- Episode no.: Season 2 Episode 12
- Directed by: Michael Cuesta
- Written by: Alex Gansa; Meredith Stiehm;
- Production code: 2WAH12
- Original air date: December 16, 2012
- Running time: 65 minutes

Guest appearances
- Talia Balsam as Cynthia Walden; Timothée Chalamet as Finn Walden; Sarita Choudhury as Mira; Billy Smith as Special Agent Hall; John Cariani as Jeff Ricker; Alon Abutbul; Edelen McWilliams as Sloane Nelson; Rupert Friend as Peter Quinn;

Episode chronology
| ← Previous "In Memoriam" | Next → "Tin Man Is Down" |
- Homeland season 2

= The Choice (Homeland) =

"The Choice" is the twelfth and final episode of the second season of the American television drama series Homeland, and the 24th episode overall. It originally aired on Showtime on December 16, 2012.

== Plot ==
Carrie (Claire Danes) and Brody (Damian Lewis) spend another night at the cabin where they had their previous tryst. They discuss their futures, and whether it is possible for Brody to have a fresh start. They mutually realize that if they were to continue their relationship, then it would be impossible for Carrie to remain with the CIA. Meanwhile, Saul is still detained at Langley, and pleads with a CIA officer (T. J. Hassan) to contact Carrie. The officer is reluctant as he does not want to suffer the same fate as Saul.

Quinn (Rupert Friend), under orders to kill Brody, has tracked Carrie and Brody and is across the lake watching their every move. The next morning, Brody alone goes outside to pray, giving Quinn, carrying a sniper rifle, an opportunity to kill him. Quinn has Brody in his sights but does not pull the trigger.

Quinn later goes to Estes' (David Harewood) house and tells him that since Brody's political career is over, he is no longer a threat, and that his information was instrumental in catching Abu Nazir. Quinn says that the only reason to kill Brody now is for Estes' personal reasons, and that the collateral damage would be wrecking Carrie's life yet again, and so he refuses to do it and threatens Estes should anything happen to Brody. Estes releases Saul (Mandy Patinkin) from detention, claiming that he decided Saul was right, and that Brody held up his end of the deal and should not be killed.

> SHORT EXERCISE 1: Quote the Homeland episode text between "Episode chronology" and "fate as Saul.", inclusive.
> SHORT EXERCISE 2: According to the Homeland episode text, what does Brody go outside alone to do the morning after the night at the cabin?

> DATA EXCERPT:
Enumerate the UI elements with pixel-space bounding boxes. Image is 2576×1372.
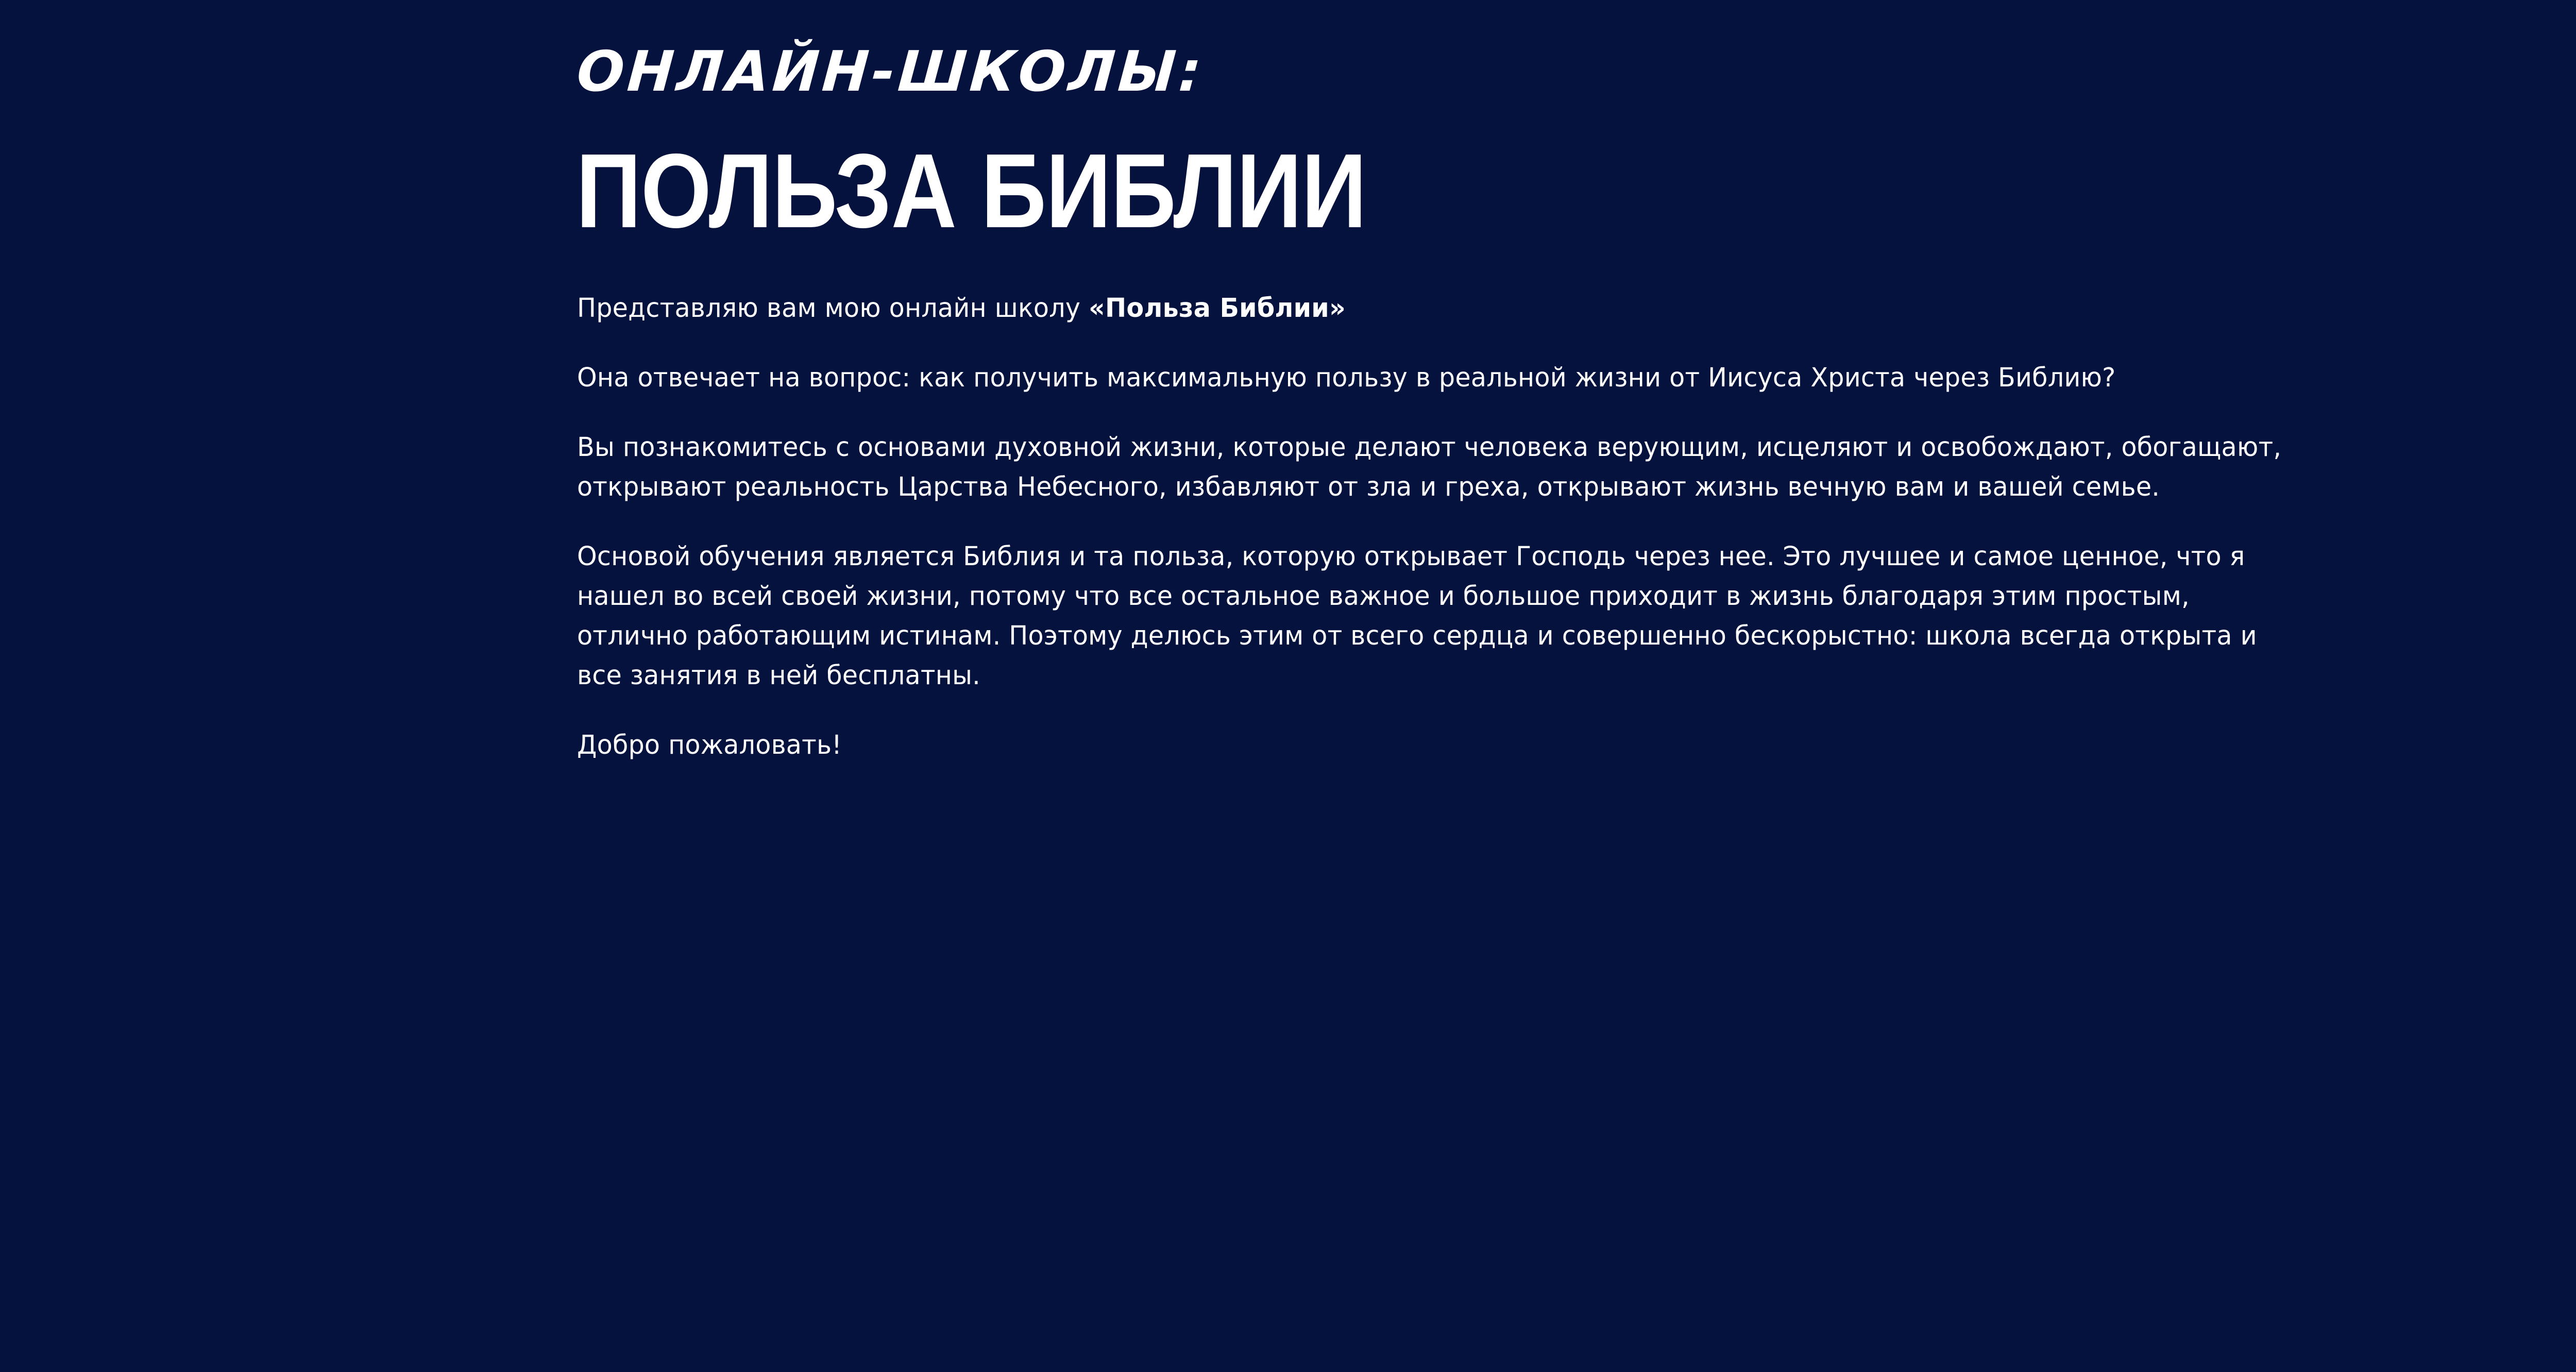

> PROBLEM SOLUTION 1:
Episode chronology
| ← Previous "In Memoriam" | Next → "Tin Man Is Down" |
- Homeland season 2

= The Choice (Homeland) =

"The Choice" is the twelfth and final episode of the second season of the American television drama series Homeland, and the 24th episode overall. It originally aired on Showtime on December 16, 2012.

== Plot ==
Carrie (Claire Danes) and Brody (Damian Lewis) spend another night at the cabin where they had their previous tryst. They discuss their futures, and whether it is possible for Brody to have a fresh start. They mutually realize that if they were to continue their relationship, then it would be impossible for Carrie to remain with the CIA. Meanwhile, Saul is still detained at Langley, and pleads with a CIA officer (T. J. Hassan) to contact Carrie. The officer is reluctant as he does not want to suffer the same fate as Saul.

> PROBLEM SOLUTION 2: He goes outside to pray.